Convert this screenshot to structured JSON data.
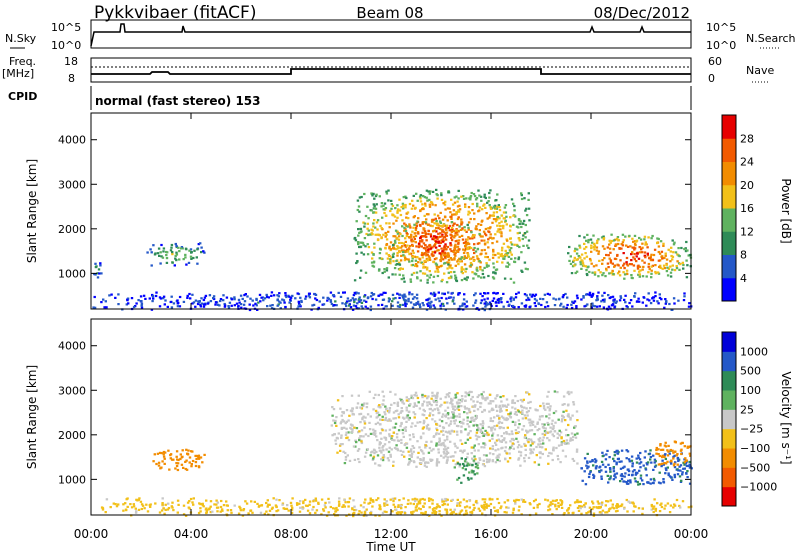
{
  "header": {
    "station": "Pykkvibaer (fitACF)",
    "beam": "Beam 08",
    "date": "08/Dec/2012"
  },
  "top_strip": {
    "left_label": "N.Sky",
    "right_label": "N.Search",
    "ticks_left": [
      "10^5",
      "10^0"
    ],
    "ticks_right": [
      "10^5",
      "10^0"
    ]
  },
  "freq_strip": {
    "label_line1": "Freq.",
    "label_line2": "[MHz]",
    "ticks_left": [
      "18",
      "8"
    ],
    "right_label": "Nave",
    "ticks_right": [
      "60",
      "0"
    ]
  },
  "cpid": {
    "label": "CPID",
    "mode": "normal (fast stereo) 153"
  },
  "x_axis": {
    "label": "Time UT",
    "ticks": [
      "00:00",
      "04:00",
      "08:00",
      "12:00",
      "16:00",
      "20:00",
      "00:00"
    ]
  },
  "colors": {
    "power_scale": [
      "#0000ff",
      "#2458c8",
      "#2e8b57",
      "#5fb25f",
      "#f2c019",
      "#f28c00",
      "#f25a00",
      "#e60000"
    ],
    "velocity_scale": [
      "#e60000",
      "#f25a00",
      "#f28c00",
      "#f2c019",
      "#c8c8c8",
      "#5fb25f",
      "#2e8b57",
      "#2458c8",
      "#0000d8"
    ]
  },
  "chart_data": [
    {
      "type": "heatmap",
      "panel": "power",
      "xlabel": "",
      "ylabel": "Slant Range [km]",
      "x_range_hours": [
        0,
        24
      ],
      "ylim": [
        200,
        4600
      ],
      "yticks": [
        "1000",
        "2000",
        "3000",
        "4000"
      ],
      "colorbar_label": "Power [dB]",
      "colorbar_ticks": [
        "28",
        "24",
        "20",
        "16",
        "12",
        "8",
        "4"
      ],
      "colorbar_range": [
        0,
        32
      ],
      "echo_regions": [
        {
          "t_start": 0.0,
          "t_end": 0.4,
          "r_start": 900,
          "r_end": 1300,
          "level": 8
        },
        {
          "t_start": 2.2,
          "t_end": 4.5,
          "r_start": 1200,
          "r_end": 1700,
          "level": 14
        },
        {
          "t_start": 10.5,
          "t_end": 17.5,
          "r_start": 800,
          "r_end": 2900,
          "level": 26
        },
        {
          "t_start": 12.0,
          "t_end": 15.5,
          "r_start": 1200,
          "r_end": 2200,
          "level": 29
        },
        {
          "t_start": 19.0,
          "t_end": 24.0,
          "r_start": 900,
          "r_end": 1900,
          "level": 27
        },
        {
          "t_start": 0.0,
          "t_end": 24.0,
          "r_start": 200,
          "r_end": 600,
          "level": 6
        }
      ]
    },
    {
      "type": "heatmap",
      "panel": "velocity",
      "xlabel": "Time UT",
      "ylabel": "Slant Range [km]",
      "x_range_hours": [
        0,
        24
      ],
      "ylim": [
        200,
        4600
      ],
      "yticks": [
        "1000",
        "2000",
        "3000",
        "4000"
      ],
      "colorbar_label": "Velocity [m s⁻¹]",
      "colorbar_ticks": [
        "1000",
        "500",
        "100",
        "25",
        "−25",
        "−100",
        "−500",
        "−1000"
      ],
      "colorbar_range": [
        -1000,
        1000
      ],
      "echo_regions": [
        {
          "t_start": 2.4,
          "t_end": 4.5,
          "r_start": 1200,
          "r_end": 1700,
          "velocity": -200
        },
        {
          "t_start": 9.5,
          "t_end": 19.5,
          "r_start": 1300,
          "r_end": 3000,
          "velocity": 0
        },
        {
          "t_start": 14.5,
          "t_end": 15.5,
          "r_start": 900,
          "r_end": 1500,
          "velocity": 100
        },
        {
          "t_start": 19.5,
          "t_end": 24.0,
          "r_start": 900,
          "r_end": 1700,
          "velocity": 700
        },
        {
          "t_start": 22.5,
          "t_end": 24.0,
          "r_start": 1300,
          "r_end": 1900,
          "velocity": -200
        },
        {
          "t_start": 0.0,
          "t_end": 24.0,
          "r_start": 200,
          "r_end": 600,
          "velocity": -50
        }
      ]
    }
  ]
}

══════════════════════════════

Pictures in the data above should not be copied; transcribe everything else exactly.

Convert this screenshot to structured JSON data.
{
  "header": {
    "station": "Pykkvibaer (fitACF)",
    "beam": "Beam 08",
    "date": "08/Dec/2012"
  },
  "top_strip": {
    "left_label": "N.Sky",
    "right_label": "N.Search",
    "ticks_left": [
      "10^5",
      "10^0"
    ],
    "ticks_right": [
      "10^5",
      "10^0"
    ]
  },
  "freq_strip": {
    "label_line1": "Freq.",
    "label_line2": "[MHz]",
    "ticks_left": [
      "18",
      "8"
    ],
    "right_label": "Nave",
    "ticks_right": [
      "60",
      "0"
    ]
  },
  "cpid": {
    "label": "CPID",
    "mode": "normal (fast stereo) 153"
  },
  "x_axis": {
    "label": "Time UT",
    "ticks": [
      "00:00",
      "04:00",
      "08:00",
      "12:00",
      "16:00",
      "20:00",
      "00:00"
    ]
  },
  "colors": {
    "power_scale": [
      "#0000ff",
      "#2458c8",
      "#2e8b57",
      "#5fb25f",
      "#f2c019",
      "#f28c00",
      "#f25a00",
      "#e60000"
    ],
    "velocity_scale": [
      "#e60000",
      "#f25a00",
      "#f28c00",
      "#f2c019",
      "#c8c8c8",
      "#5fb25f",
      "#2e8b57",
      "#2458c8",
      "#0000d8"
    ]
  },
  "chart_data": [
    {
      "type": "heatmap",
      "panel": "power",
      "xlabel": "",
      "ylabel": "Slant Range [km]",
      "x_range_hours": [
        0,
        24
      ],
      "ylim": [
        200,
        4600
      ],
      "yticks": [
        "1000",
        "2000",
        "3000",
        "4000"
      ],
      "colorbar_label": "Power [dB]",
      "colorbar_ticks": [
        "28",
        "24",
        "20",
        "16",
        "12",
        "8",
        "4"
      ],
      "colorbar_range": [
        0,
        32
      ],
      "echo_regions": [
        {
          "t_start": 0.0,
          "t_end": 0.4,
          "r_start": 900,
          "r_end": 1300,
          "level": 8
        },
        {
          "t_start": 2.2,
          "t_end": 4.5,
          "r_start": 1200,
          "r_end": 1700,
          "level": 14
        },
        {
          "t_start": 10.5,
          "t_end": 17.5,
          "r_start": 800,
          "r_end": 2900,
          "level": 26
        },
        {
          "t_start": 12.0,
          "t_end": 15.5,
          "r_start": 1200,
          "r_end": 2200,
          "level": 29
        },
        {
          "t_start": 19.0,
          "t_end": 24.0,
          "r_start": 900,
          "r_end": 1900,
          "level": 27
        },
        {
          "t_start": 0.0,
          "t_end": 24.0,
          "r_start": 200,
          "r_end": 600,
          "level": 6
        }
      ]
    },
    {
      "type": "heatmap",
      "panel": "velocity",
      "xlabel": "Time UT",
      "ylabel": "Slant Range [km]",
      "x_range_hours": [
        0,
        24
      ],
      "ylim": [
        200,
        4600
      ],
      "yticks": [
        "1000",
        "2000",
        "3000",
        "4000"
      ],
      "colorbar_label": "Velocity [m s⁻¹]",
      "colorbar_ticks": [
        "1000",
        "500",
        "100",
        "25",
        "−25",
        "−100",
        "−500",
        "−1000"
      ],
      "colorbar_range": [
        -1000,
        1000
      ],
      "echo_regions": [
        {
          "t_start": 2.4,
          "t_end": 4.5,
          "r_start": 1200,
          "r_end": 1700,
          "velocity": -200
        },
        {
          "t_start": 9.5,
          "t_end": 19.5,
          "r_start": 1300,
          "r_end": 3000,
          "velocity": 0
        },
        {
          "t_start": 14.5,
          "t_end": 15.5,
          "r_start": 900,
          "r_end": 1500,
          "velocity": 100
        },
        {
          "t_start": 19.5,
          "t_end": 24.0,
          "r_start": 900,
          "r_end": 1700,
          "velocity": 700
        },
        {
          "t_start": 22.5,
          "t_end": 24.0,
          "r_start": 1300,
          "r_end": 1900,
          "velocity": -200
        },
        {
          "t_start": 0.0,
          "t_end": 24.0,
          "r_start": 200,
          "r_end": 600,
          "velocity": -50
        }
      ]
    }
  ]
}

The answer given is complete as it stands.